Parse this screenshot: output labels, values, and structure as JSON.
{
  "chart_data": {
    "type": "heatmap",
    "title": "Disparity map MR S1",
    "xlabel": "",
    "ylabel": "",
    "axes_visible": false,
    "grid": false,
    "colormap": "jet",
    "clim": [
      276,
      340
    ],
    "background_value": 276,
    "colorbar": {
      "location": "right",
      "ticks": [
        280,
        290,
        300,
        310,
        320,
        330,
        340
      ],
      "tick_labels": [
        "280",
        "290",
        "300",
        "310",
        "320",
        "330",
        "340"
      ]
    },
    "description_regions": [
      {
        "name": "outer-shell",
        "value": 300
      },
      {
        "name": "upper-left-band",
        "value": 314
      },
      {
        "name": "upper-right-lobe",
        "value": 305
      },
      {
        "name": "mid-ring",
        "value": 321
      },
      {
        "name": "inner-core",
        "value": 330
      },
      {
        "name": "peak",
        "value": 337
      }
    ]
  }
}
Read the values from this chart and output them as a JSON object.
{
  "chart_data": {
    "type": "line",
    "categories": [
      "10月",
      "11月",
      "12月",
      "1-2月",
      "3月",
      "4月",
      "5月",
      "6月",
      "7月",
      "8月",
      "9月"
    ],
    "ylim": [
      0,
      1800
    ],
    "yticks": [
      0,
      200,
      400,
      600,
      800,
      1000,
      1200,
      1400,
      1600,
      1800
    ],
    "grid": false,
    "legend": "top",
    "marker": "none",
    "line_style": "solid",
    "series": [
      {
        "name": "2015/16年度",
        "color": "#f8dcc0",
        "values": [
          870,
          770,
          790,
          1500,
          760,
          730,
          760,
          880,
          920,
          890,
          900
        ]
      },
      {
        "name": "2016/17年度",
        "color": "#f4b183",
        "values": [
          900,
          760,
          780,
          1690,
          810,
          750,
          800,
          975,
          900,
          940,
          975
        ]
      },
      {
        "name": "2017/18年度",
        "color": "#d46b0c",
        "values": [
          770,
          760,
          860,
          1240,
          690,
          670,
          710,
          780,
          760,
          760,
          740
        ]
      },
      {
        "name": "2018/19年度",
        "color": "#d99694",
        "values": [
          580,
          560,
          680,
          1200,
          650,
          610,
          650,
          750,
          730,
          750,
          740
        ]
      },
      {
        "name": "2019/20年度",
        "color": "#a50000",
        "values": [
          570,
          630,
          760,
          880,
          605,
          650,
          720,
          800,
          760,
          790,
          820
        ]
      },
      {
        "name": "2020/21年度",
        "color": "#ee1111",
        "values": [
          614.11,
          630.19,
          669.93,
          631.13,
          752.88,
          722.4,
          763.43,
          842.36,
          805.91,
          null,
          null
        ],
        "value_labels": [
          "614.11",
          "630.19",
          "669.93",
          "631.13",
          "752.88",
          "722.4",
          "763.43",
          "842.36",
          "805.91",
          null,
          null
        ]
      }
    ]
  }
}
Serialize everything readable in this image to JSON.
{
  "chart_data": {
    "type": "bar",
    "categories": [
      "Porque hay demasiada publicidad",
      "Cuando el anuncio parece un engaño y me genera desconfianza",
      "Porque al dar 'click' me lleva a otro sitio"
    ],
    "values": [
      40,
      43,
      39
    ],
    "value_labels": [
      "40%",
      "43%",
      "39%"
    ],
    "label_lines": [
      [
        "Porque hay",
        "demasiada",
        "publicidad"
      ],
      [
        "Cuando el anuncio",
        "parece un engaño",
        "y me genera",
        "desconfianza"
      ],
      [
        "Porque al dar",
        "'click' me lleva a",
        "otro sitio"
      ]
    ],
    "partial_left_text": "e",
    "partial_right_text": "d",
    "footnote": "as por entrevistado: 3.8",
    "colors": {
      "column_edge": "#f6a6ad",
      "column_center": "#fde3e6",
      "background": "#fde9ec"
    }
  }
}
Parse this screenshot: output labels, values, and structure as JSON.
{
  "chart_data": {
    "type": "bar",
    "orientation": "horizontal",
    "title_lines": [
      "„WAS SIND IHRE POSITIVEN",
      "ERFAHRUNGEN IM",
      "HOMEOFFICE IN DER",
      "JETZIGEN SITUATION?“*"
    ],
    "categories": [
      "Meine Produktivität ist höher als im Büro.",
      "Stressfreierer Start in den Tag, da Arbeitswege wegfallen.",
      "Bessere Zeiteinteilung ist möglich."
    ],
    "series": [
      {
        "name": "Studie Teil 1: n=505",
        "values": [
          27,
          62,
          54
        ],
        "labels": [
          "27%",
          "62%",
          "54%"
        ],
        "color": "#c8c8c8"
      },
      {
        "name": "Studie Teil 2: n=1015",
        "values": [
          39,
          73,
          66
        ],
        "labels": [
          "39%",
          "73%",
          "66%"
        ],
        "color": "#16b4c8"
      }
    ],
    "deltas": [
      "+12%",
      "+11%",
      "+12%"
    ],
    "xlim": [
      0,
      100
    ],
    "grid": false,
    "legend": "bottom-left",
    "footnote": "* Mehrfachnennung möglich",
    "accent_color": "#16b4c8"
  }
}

+ + +

## Required task:
Using the data above, output each line exactly.

## Response:
Parse this screenshot: output labels, values, and structure as JSON.
{
  "chart_data": {
    "type": "heatmap",
    "title": "Disparity map MR S1",
    "xlabel": "",
    "ylabel": "",
    "axes_visible": false,
    "grid": false,
    "colormap": "jet",
    "clim": [
      276,
      340
    ],
    "background_value": 276,
    "colorbar": {
      "location": "right",
      "ticks": [
        280,
        290,
        300,
        310,
        320,
        330,
        340
      ],
      "tick_labels": [
        "280",
        "290",
        "300",
        "310",
        "320",
        "330",
        "340"
      ]
    },
    "description_regions": [
      {
        "name": "outer-shell",
        "value": 300
      },
      {
        "name": "upper-left-band",
        "value": 314
      },
      {
        "name": "upper-right-lobe",
        "value": 305
      },
      {
        "name": "mid-ring",
        "value": 321
      },
      {
        "name": "inner-core",
        "value": 330
      },
      {
        "name": "peak",
        "value": 337
      }
    ]
  }
}
Read the values from this chart and output them as a JSON object.
{
  "chart_data": {
    "type": "line",
    "categories": [
      "10月",
      "11月",
      "12月",
      "1-2月",
      "3月",
      "4月",
      "5月",
      "6月",
      "7月",
      "8月",
      "9月"
    ],
    "ylim": [
      0,
      1800
    ],
    "yticks": [
      0,
      200,
      400,
      600,
      800,
      1000,
      1200,
      1400,
      1600,
      1800
    ],
    "grid": false,
    "legend": "top",
    "marker": "none",
    "line_style": "solid",
    "series": [
      {
        "name": "2015/16年度",
        "color": "#f8dcc0",
        "values": [
          870,
          770,
          790,
          1500,
          760,
          730,
          760,
          880,
          920,
          890,
          900
        ]
      },
      {
        "name": "2016/17年度",
        "color": "#f4b183",
        "values": [
          900,
          760,
          780,
          1690,
          810,
          750,
          800,
          975,
          900,
          940,
          975
        ]
      },
      {
        "name": "2017/18年度",
        "color": "#d46b0c",
        "values": [
          770,
          760,
          860,
          1240,
          690,
          670,
          710,
          780,
          760,
          760,
          740
        ]
      },
      {
        "name": "2018/19年度",
        "color": "#d99694",
        "values": [
          580,
          560,
          680,
          1200,
          650,
          610,
          650,
          750,
          730,
          750,
          740
        ]
      },
      {
        "name": "2019/20年度",
        "color": "#a50000",
        "values": [
          570,
          630,
          760,
          880,
          605,
          650,
          720,
          800,
          760,
          790,
          820
        ]
      },
      {
        "name": "2020/21年度",
        "color": "#ee1111",
        "values": [
          614.11,
          630.19,
          669.93,
          631.13,
          752.88,
          722.4,
          763.43,
          842.36,
          805.91,
          null,
          null
        ],
        "value_labels": [
          "614.11",
          "630.19",
          "669.93",
          "631.13",
          "752.88",
          "722.4",
          "763.43",
          "842.36",
          "805.91",
          null,
          null
        ]
      }
    ]
  }
}
Serialize everything readable in this image to JSON.
{
  "chart_data": {
    "type": "bar",
    "categories": [
      "Porque hay demasiada publicidad",
      "Cuando el anuncio parece un engaño y me genera desconfianza",
      "Porque al dar 'click' me lleva a otro sitio"
    ],
    "values": [
      40,
      43,
      39
    ],
    "value_labels": [
      "40%",
      "43%",
      "39%"
    ],
    "label_lines": [
      [
        "Porque hay",
        "demasiada",
        "publicidad"
      ],
      [
        "Cuando el anuncio",
        "parece un engaño",
        "y me genera",
        "desconfianza"
      ],
      [
        "Porque al dar",
        "'click' me lleva a",
        "otro sitio"
      ]
    ],
    "partial_left_text": "e",
    "partial_right_text": "d",
    "footnote": "as por entrevistado: 3.8",
    "colors": {
      "column_edge": "#f6a6ad",
      "column_center": "#fde3e6",
      "background": "#fde9ec"
    }
  }
}
Parse this screenshot: output labels, values, and structure as JSON.
{
  "chart_data": {
    "type": "bar",
    "orientation": "horizontal",
    "title_lines": [
      "„WAS SIND IHRE POSITIVEN",
      "ERFAHRUNGEN IM",
      "HOMEOFFICE IN DER",
      "JETZIGEN SITUATION?“*"
    ],
    "categories": [
      "Meine Produktivität ist höher als im Büro.",
      "Stressfreierer Start in den Tag, da Arbeitswege wegfallen.",
      "Bessere Zeiteinteilung ist möglich."
    ],
    "series": [
      {
        "name": "Studie Teil 1: n=505",
        "values": [
          27,
          62,
          54
        ],
        "labels": [
          "27%",
          "62%",
          "54%"
        ],
        "color": "#c8c8c8"
      },
      {
        "name": "Studie Teil 2: n=1015",
        "values": [
          39,
          73,
          66
        ],
        "labels": [
          "39%",
          "73%",
          "66%"
        ],
        "color": "#16b4c8"
      }
    ],
    "deltas": [
      "+12%",
      "+11%",
      "+12%"
    ],
    "xlim": [
      0,
      100
    ],
    "grid": false,
    "legend": "bottom-left",
    "footnote": "* Mehrfachnennung möglich",
    "accent_color": "#16b4c8"
  }
}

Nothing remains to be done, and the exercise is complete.